— Start Raw records —

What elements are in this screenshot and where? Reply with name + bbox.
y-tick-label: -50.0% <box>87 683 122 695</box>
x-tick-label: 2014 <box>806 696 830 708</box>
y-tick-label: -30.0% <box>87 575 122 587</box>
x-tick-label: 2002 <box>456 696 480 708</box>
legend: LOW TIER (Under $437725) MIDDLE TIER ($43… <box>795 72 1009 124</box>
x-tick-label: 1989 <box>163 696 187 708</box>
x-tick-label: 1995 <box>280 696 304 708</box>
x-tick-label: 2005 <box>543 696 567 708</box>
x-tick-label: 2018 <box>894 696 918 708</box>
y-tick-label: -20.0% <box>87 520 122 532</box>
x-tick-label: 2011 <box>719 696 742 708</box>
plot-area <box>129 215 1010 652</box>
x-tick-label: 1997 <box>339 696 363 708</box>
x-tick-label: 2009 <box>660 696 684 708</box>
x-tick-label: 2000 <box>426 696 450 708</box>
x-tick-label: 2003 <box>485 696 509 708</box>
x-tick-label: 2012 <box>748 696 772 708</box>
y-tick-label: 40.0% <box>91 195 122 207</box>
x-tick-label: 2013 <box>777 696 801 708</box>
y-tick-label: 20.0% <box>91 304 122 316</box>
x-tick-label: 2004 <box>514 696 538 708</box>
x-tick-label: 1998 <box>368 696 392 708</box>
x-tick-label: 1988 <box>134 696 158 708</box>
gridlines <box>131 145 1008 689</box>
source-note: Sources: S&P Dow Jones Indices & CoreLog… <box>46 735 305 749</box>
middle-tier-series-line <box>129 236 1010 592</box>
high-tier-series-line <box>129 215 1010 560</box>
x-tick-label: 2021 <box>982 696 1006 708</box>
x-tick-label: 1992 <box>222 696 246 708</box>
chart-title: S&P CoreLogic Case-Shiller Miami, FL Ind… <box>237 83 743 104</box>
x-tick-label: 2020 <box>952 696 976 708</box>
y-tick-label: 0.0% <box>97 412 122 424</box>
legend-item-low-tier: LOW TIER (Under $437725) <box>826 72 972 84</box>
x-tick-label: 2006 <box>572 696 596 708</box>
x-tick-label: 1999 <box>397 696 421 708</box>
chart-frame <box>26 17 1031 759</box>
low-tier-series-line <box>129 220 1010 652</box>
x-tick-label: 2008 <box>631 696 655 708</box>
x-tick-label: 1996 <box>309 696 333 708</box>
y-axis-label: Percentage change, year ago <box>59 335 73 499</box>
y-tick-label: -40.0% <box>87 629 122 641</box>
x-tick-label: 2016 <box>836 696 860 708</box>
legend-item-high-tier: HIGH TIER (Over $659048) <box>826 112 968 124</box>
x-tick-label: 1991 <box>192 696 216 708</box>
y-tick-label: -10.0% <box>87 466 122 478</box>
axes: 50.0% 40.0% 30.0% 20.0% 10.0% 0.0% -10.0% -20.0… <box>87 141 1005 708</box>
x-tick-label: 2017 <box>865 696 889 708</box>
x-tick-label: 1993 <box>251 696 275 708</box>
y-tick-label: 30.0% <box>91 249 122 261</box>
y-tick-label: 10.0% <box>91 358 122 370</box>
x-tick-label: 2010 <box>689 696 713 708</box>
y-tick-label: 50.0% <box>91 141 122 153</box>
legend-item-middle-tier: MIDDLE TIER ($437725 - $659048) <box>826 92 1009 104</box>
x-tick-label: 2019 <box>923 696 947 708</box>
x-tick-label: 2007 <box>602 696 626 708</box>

— End Raw records —

Written exercise: Write out every line of the entries above, character for character, with nothing changed or left out.

Result:
What elements are in this screenshot and where? Reply with name + bbox.
y-tick-label: -50.0% <box>87 683 122 695</box>
x-tick-label: 2014 <box>806 696 830 708</box>
y-tick-label: -30.0% <box>87 575 122 587</box>
x-tick-label: 2002 <box>456 696 480 708</box>
legend: LOW TIER (Under $437725) MIDDLE TIER ($43… <box>795 72 1009 124</box>
x-tick-label: 1989 <box>163 696 187 708</box>
x-tick-label: 1995 <box>280 696 304 708</box>
x-tick-label: 2005 <box>543 696 567 708</box>
x-tick-label: 2018 <box>894 696 918 708</box>
y-tick-label: -20.0% <box>87 520 122 532</box>
x-tick-label: 2011 <box>719 696 742 708</box>
plot-area <box>129 215 1010 652</box>
x-tick-label: 1997 <box>339 696 363 708</box>
x-tick-label: 2009 <box>660 696 684 708</box>
x-tick-label: 2000 <box>426 696 450 708</box>
x-tick-label: 2003 <box>485 696 509 708</box>
x-tick-label: 2012 <box>748 696 772 708</box>
y-tick-label: 40.0% <box>91 195 122 207</box>
x-tick-label: 2013 <box>777 696 801 708</box>
y-tick-label: 20.0% <box>91 304 122 316</box>
x-tick-label: 2004 <box>514 696 538 708</box>
x-tick-label: 1998 <box>368 696 392 708</box>
x-tick-label: 1988 <box>134 696 158 708</box>
gridlines <box>131 145 1008 689</box>
source-note: Sources: S&P Dow Jones Indices & CoreLog… <box>46 735 305 749</box>
middle-tier-series-line <box>129 236 1010 592</box>
high-tier-series-line <box>129 215 1010 560</box>
x-tick-label: 2021 <box>982 696 1006 708</box>
x-tick-label: 1992 <box>222 696 246 708</box>
chart-title: S&P CoreLogic Case-Shiller Miami, FL Ind… <box>237 83 743 104</box>
x-tick-label: 2020 <box>952 696 976 708</box>
y-tick-label: 0.0% <box>97 412 122 424</box>
legend-item-low-tier: LOW TIER (Under $437725) <box>826 72 972 84</box>
x-tick-label: 2006 <box>572 696 596 708</box>
x-tick-label: 1999 <box>397 696 421 708</box>
chart-frame <box>26 17 1031 759</box>
low-tier-series-line <box>129 220 1010 652</box>
x-tick-label: 2008 <box>631 696 655 708</box>
x-tick-label: 1996 <box>309 696 333 708</box>
y-axis-label: Percentage change, year ago <box>59 335 73 499</box>
y-tick-label: -40.0% <box>87 629 122 641</box>
x-tick-label: 2016 <box>836 696 860 708</box>
legend-item-high-tier: HIGH TIER (Over $659048) <box>826 112 968 124</box>
x-tick-label: 1991 <box>192 696 216 708</box>
y-tick-label: -10.0% <box>87 466 122 478</box>
axes: 50.0% 40.0% 30.0% 20.0% 10.0% 0.0% -10.0% -20.0… <box>87 141 1005 708</box>
x-tick-label: 2017 <box>865 696 889 708</box>
x-tick-label: 1993 <box>251 696 275 708</box>
y-tick-label: 30.0% <box>91 249 122 261</box>
y-tick-label: 10.0% <box>91 358 122 370</box>
x-tick-label: 2010 <box>689 696 713 708</box>
y-tick-label: 50.0% <box>91 141 122 153</box>
legend-item-middle-tier: MIDDLE TIER ($437725 - $659048) <box>826 92 1009 104</box>
x-tick-label: 2019 <box>923 696 947 708</box>
x-tick-label: 2007 <box>602 696 626 708</box>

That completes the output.